■ **TASK DIRECTIONS**: Your task is to transcribe the data in full.

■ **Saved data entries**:
___
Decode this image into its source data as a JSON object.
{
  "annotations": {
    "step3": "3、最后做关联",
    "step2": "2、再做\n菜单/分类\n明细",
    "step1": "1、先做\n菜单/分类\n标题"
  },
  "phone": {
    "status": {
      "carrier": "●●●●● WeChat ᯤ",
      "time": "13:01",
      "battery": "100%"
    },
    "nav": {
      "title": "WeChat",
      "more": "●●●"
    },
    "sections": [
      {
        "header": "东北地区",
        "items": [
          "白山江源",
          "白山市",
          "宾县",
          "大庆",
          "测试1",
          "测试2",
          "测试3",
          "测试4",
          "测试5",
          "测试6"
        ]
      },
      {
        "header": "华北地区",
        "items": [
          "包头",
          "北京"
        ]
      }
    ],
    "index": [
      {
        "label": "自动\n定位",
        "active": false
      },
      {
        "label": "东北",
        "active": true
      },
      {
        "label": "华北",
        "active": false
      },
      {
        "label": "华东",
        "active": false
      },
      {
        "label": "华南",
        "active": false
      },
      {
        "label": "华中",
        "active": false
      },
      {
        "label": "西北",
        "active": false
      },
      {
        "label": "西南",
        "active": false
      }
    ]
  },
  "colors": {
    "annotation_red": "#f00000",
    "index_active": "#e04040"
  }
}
___
■ **EXERCISE SOLUTION**:
Decode this image into its source data as a JSON object.
{
  "annotations": {
    "step3": "3、最后做关联",
    "step2": "2、再做\n菜单/分类\n明细",
    "step1": "1、先做\n菜单/分类\n标题"
  },
  "phone": {
    "status": {
      "carrier": "●●●●● WeChat ᯤ",
      "time": "13:01",
      "battery": "100%"
    },
    "nav": {
      "title": "WeChat",
      "more": "●●●"
    },
    "sections": [
      {
        "header": "东北地区",
        "items": [
          "白山江源",
          "白山市",
          "宾县",
          "大庆",
          "测试1",
          "测试2",
          "测试3",
          "测试4",
          "测试5",
          "测试6"
        ]
      },
      {
        "header": "华北地区",
        "items": [
          "包头",
          "北京"
        ]
      }
    ],
    "index": [
      {
        "label": "自动\n定位",
        "active": false
      },
      {
        "label": "东北",
        "active": true
      },
      {
        "label": "华北",
        "active": false
      },
      {
        "label": "华东",
        "active": false
      },
      {
        "label": "华南",
        "active": false
      },
      {
        "label": "华中",
        "active": false
      },
      {
        "label": "西北",
        "active": false
      },
      {
        "label": "西南",
        "active": false
      }
    ]
  },
  "colors": {
    "annotation_red": "#f00000",
    "index_active": "#e04040"
  }
}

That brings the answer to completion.